» **EXERCISE**
Print out the material that follows word for word.

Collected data
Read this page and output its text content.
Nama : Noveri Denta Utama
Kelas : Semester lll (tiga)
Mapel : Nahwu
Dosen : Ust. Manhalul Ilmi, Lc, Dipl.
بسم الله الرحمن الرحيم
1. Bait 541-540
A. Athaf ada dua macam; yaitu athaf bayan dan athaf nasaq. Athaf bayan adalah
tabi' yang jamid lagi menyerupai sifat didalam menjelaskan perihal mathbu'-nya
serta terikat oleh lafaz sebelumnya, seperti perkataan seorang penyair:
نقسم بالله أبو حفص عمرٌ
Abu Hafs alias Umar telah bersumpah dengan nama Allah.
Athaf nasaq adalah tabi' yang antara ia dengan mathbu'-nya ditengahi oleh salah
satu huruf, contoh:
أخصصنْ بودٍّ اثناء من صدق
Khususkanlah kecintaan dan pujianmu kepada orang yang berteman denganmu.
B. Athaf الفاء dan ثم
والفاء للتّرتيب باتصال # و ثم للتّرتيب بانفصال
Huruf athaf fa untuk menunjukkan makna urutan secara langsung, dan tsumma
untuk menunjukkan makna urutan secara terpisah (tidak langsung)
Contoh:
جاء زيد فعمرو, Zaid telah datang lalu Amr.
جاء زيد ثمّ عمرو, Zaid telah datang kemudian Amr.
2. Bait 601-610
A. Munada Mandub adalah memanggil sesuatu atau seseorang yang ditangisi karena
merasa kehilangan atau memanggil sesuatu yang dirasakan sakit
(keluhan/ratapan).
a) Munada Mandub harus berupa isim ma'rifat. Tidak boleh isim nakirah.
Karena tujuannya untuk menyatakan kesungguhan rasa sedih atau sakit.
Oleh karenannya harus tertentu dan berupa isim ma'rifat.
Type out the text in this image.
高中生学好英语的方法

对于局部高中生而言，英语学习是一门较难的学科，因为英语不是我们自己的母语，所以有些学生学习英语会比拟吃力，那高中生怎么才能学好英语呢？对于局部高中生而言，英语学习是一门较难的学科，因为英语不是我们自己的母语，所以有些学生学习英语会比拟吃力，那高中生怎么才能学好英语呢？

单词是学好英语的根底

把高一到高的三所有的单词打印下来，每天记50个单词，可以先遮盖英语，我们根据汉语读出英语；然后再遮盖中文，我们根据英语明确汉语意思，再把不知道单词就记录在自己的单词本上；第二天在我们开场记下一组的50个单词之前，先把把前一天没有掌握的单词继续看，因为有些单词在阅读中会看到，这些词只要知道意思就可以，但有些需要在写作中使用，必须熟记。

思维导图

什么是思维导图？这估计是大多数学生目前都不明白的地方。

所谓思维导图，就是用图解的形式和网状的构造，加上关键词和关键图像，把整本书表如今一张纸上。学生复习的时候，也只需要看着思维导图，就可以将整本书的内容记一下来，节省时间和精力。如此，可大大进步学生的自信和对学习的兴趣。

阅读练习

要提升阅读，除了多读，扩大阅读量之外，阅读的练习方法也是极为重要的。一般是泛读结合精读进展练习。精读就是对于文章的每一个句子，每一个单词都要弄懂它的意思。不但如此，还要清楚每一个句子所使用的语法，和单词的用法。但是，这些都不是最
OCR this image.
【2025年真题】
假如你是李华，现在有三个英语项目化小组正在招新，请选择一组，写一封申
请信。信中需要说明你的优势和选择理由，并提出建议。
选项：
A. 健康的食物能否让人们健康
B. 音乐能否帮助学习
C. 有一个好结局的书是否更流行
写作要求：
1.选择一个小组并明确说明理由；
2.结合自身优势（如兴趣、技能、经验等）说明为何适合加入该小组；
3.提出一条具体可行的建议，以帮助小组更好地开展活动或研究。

» **PROBLEM SOLUTION**
Read this page and output its text content.
Nama : Noveri Denta Utama
Kelas : Semester lll (tiga)
Mapel : Nahwu
Dosen : Ust. Manhalul Ilmi, Lc, Dipl.
بسم الله الرحمن الرحيم
1. Bait 541-540
A. Athaf ada dua macam; yaitu athaf bayan dan athaf nasaq. Athaf bayan adalah
tabi' yang jamid lagi menyerupai sifat didalam menjelaskan perihal mathbu'-nya
serta terikat oleh lafaz sebelumnya, seperti perkataan seorang penyair:
نقسم بالله أبو حفص عمرٌ
Abu Hafs alias Umar telah bersumpah dengan nama Allah.
Athaf nasaq adalah tabi' yang antara ia dengan mathbu'-nya ditengahi oleh salah
satu huruf, contoh:
أخصصنْ بودٍّ اثناء من صدق
Khususkanlah kecintaan dan pujianmu kepada orang yang berteman denganmu.
B. Athaf الفاء dan ثم
والفاء للتّرتيب باتصال # و ثم للتّرتيب بانفصال
Huruf athaf fa untuk menunjukkan makna urutan secara langsung, dan tsumma
untuk menunjukkan makna urutan secara terpisah (tidak langsung)
Contoh:
جاء زيد فعمرو, Zaid telah datang lalu Amr.
جاء زيد ثمّ عمرو, Zaid telah datang kemudian Amr.
2. Bait 601-610
A. Munada Mandub adalah memanggil sesuatu atau seseorang yang ditangisi karena
merasa kehilangan atau memanggil sesuatu yang dirasakan sakit
(keluhan/ratapan).
a) Munada Mandub harus berupa isim ma'rifat. Tidak boleh isim nakirah.
Karena tujuannya untuk menyatakan kesungguhan rasa sedih atau sakit.
Oleh karenannya harus tertentu dan berupa isim ma'rifat.
Type out the text in this image.
高中生学好英语的方法

对于局部高中生而言，英语学习是一门较难的学科，因为英语不是我们自己的母语，所以有些学生学习英语会比拟吃力，那高中生怎么才能学好英语呢？对于局部高中生而言，英语学习是一门较难的学科，因为英语不是我们自己的母语，所以有些学生学习英语会比拟吃力，那高中生怎么才能学好英语呢？

单词是学好英语的根底

把高一到高的三所有的单词打印下来，每天记50个单词，可以先遮盖英语，我们根据汉语读出英语；然后再遮盖中文，我们根据英语明确汉语意思，再把不知道单词就记录在自己的单词本上；第二天在我们开场记下一组的50个单词之前，先把把前一天没有掌握的单词继续看，因为有些单词在阅读中会看到，这些词只要知道意思就可以，但有些需要在写作中使用，必须熟记。

思维导图

什么是思维导图？这估计是大多数学生目前都不明白的地方。

所谓思维导图，就是用图解的形式和网状的构造，加上关键词和关键图像，把整本书表如今一张纸上。学生复习的时候，也只需要看着思维导图，就可以将整本书的内容记一下来，节省时间和精力。如此，可大大进步学生的自信和对学习的兴趣。

阅读练习

要提升阅读，除了多读，扩大阅读量之外，阅读的练习方法也是极为重要的。一般是泛读结合精读进展练习。精读就是对于文章的每一个句子，每一个单词都要弄懂它的意思。不但如此，还要清楚每一个句子所使用的语法，和单词的用法。但是，这些都不是最
OCR this image.
【2025年真题】
假如你是李华，现在有三个英语项目化小组正在招新，请选择一组，写一封申
请信。信中需要说明你的优势和选择理由，并提出建议。
选项：
A. 健康的食物能否让人们健康
B. 音乐能否帮助学习
C. 有一个好结局的书是否更流行
写作要求：
1.选择一个小组并明确说明理由；
2.结合自身优势（如兴趣、技能、经验等）说明为何适合加入该小组；
3.提出一条具体可行的建议，以帮助小组更好地开展活动或研究。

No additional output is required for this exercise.